▶ **PROBLEM DESCRIPTION**:
Repeat the data word for word. Do not include the pictures.

▶ **ENTRIES SHOWN**:
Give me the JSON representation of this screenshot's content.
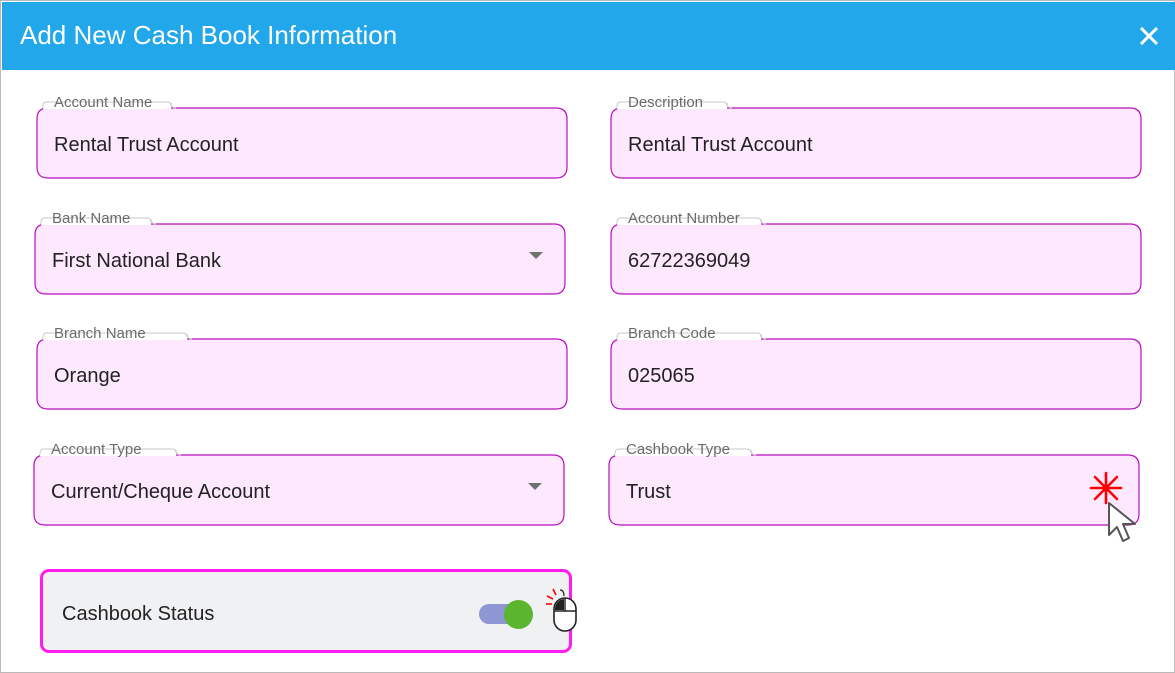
{
  "dialog": {
    "title": "Add New Cash Book Information",
    "close_icon": "close-icon"
  },
  "fields": {
    "account_name": {
      "label": "Account Name",
      "value": "Rental Trust Account"
    },
    "description": {
      "label": "Description",
      "value": "Rental Trust Account"
    },
    "bank_name": {
      "label": "Bank Name",
      "value": "First National Bank"
    },
    "account_number": {
      "label": "Account Number",
      "value": "62722369049"
    },
    "branch_name": {
      "label": "Branch Name",
      "value": "Orange"
    },
    "branch_code": {
      "label": "Branch Code",
      "value": "025065"
    },
    "account_type": {
      "label": "Account Type",
      "value": "Current/Cheque Account"
    },
    "cashbook_type": {
      "label": "Cashbook Type",
      "value": "Trust"
    }
  },
  "status": {
    "label": "Cashbook Status",
    "enabled": true
  },
  "colors": {
    "header": "#22a7ea",
    "field_fill": "#fde8fd",
    "field_border": "#b80fbd",
    "status_border": "#ff1cf0",
    "toggle_track": "#8e96d3",
    "toggle_knob": "#5bb52f",
    "click_marker": "#ff0000"
  }
}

▶ **SOLUTION TO THE EXERCISE**:
Give me the JSON representation of this screenshot's content.
{
  "dialog": {
    "title": "Add New Cash Book Information",
    "close_icon": "close-icon"
  },
  "fields": {
    "account_name": {
      "label": "Account Name",
      "value": "Rental Trust Account"
    },
    "description": {
      "label": "Description",
      "value": "Rental Trust Account"
    },
    "bank_name": {
      "label": "Bank Name",
      "value": "First National Bank"
    },
    "account_number": {
      "label": "Account Number",
      "value": "62722369049"
    },
    "branch_name": {
      "label": "Branch Name",
      "value": "Orange"
    },
    "branch_code": {
      "label": "Branch Code",
      "value": "025065"
    },
    "account_type": {
      "label": "Account Type",
      "value": "Current/Cheque Account"
    },
    "cashbook_type": {
      "label": "Cashbook Type",
      "value": "Trust"
    }
  },
  "status": {
    "label": "Cashbook Status",
    "enabled": true
  },
  "colors": {
    "header": "#22a7ea",
    "field_fill": "#fde8fd",
    "field_border": "#b80fbd",
    "status_border": "#ff1cf0",
    "toggle_track": "#8e96d3",
    "toggle_knob": "#5bb52f",
    "click_marker": "#ff0000"
  }
}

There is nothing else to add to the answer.